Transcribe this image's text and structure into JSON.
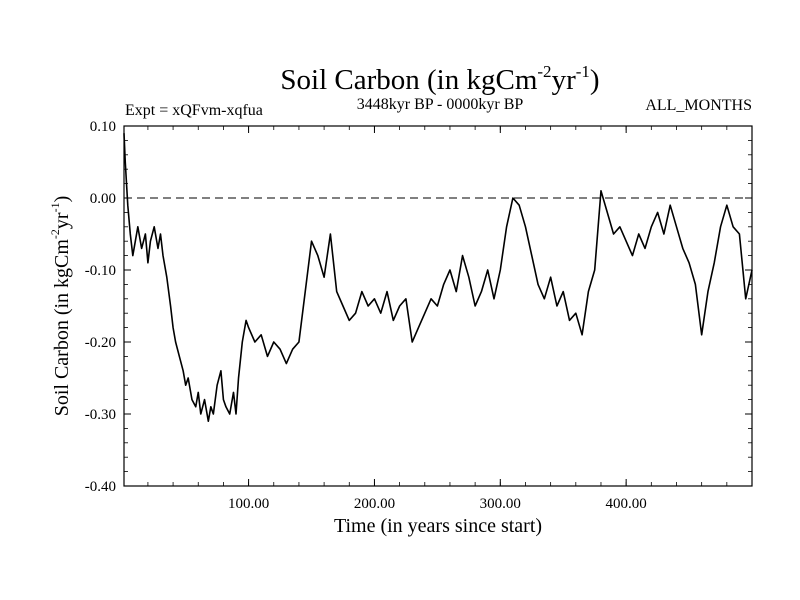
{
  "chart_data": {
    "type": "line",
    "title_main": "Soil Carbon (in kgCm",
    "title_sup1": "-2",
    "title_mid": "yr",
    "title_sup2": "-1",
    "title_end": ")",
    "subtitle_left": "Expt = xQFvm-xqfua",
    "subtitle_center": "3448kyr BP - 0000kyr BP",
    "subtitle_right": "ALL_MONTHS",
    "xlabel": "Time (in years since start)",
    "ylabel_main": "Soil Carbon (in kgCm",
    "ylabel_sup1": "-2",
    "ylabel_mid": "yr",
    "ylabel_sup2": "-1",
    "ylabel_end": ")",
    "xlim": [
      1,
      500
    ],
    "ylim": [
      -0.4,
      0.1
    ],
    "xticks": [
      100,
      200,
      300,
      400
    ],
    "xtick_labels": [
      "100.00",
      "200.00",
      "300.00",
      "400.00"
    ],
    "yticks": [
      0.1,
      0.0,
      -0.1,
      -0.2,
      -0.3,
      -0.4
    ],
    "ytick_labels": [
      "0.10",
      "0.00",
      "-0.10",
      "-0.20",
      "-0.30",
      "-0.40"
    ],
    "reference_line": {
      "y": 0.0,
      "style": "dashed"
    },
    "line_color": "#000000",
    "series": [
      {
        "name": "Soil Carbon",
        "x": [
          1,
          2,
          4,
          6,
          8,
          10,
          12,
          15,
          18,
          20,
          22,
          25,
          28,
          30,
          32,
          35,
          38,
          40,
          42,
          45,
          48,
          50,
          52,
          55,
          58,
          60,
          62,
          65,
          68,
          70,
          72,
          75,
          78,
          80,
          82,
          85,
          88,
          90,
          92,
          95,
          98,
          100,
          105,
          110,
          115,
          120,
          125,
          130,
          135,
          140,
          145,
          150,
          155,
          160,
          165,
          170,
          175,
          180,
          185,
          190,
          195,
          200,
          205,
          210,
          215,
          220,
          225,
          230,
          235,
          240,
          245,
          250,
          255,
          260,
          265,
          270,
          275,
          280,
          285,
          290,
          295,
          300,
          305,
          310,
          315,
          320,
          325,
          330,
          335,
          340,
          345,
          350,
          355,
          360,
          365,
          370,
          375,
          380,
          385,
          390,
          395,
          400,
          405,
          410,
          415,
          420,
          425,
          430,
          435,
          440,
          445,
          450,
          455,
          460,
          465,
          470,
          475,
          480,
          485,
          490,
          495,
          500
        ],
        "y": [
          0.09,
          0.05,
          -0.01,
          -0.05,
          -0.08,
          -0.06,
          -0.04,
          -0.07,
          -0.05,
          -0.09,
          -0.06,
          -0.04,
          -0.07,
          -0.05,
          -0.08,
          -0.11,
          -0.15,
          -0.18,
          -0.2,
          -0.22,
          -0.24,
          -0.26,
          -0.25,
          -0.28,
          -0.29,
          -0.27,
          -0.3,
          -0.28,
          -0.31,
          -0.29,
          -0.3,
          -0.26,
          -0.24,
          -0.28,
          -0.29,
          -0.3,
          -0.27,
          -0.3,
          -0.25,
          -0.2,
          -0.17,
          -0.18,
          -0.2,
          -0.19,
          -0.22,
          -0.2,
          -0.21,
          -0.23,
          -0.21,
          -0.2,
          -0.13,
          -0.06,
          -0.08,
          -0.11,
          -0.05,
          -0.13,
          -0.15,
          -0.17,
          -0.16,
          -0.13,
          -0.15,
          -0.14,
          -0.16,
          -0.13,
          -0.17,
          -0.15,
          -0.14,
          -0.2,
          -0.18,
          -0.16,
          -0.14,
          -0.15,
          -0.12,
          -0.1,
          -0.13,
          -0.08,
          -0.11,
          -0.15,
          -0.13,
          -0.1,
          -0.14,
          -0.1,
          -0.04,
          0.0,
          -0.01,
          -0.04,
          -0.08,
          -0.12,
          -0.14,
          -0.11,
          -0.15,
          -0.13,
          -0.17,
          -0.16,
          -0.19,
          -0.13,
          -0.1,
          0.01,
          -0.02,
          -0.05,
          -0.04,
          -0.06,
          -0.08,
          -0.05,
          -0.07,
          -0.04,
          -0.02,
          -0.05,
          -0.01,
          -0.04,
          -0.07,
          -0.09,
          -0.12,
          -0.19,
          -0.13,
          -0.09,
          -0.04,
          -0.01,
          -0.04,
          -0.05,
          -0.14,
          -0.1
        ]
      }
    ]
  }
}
-*-*-
Using the listing above, return all lines where the word "Soil" occurs.

_Solution below_.
    "title_main": "Soil Carbon (in kgCm",
    "ylabel_main": "Soil Carbon (in kgCm",
        "name": "Soil Carbon",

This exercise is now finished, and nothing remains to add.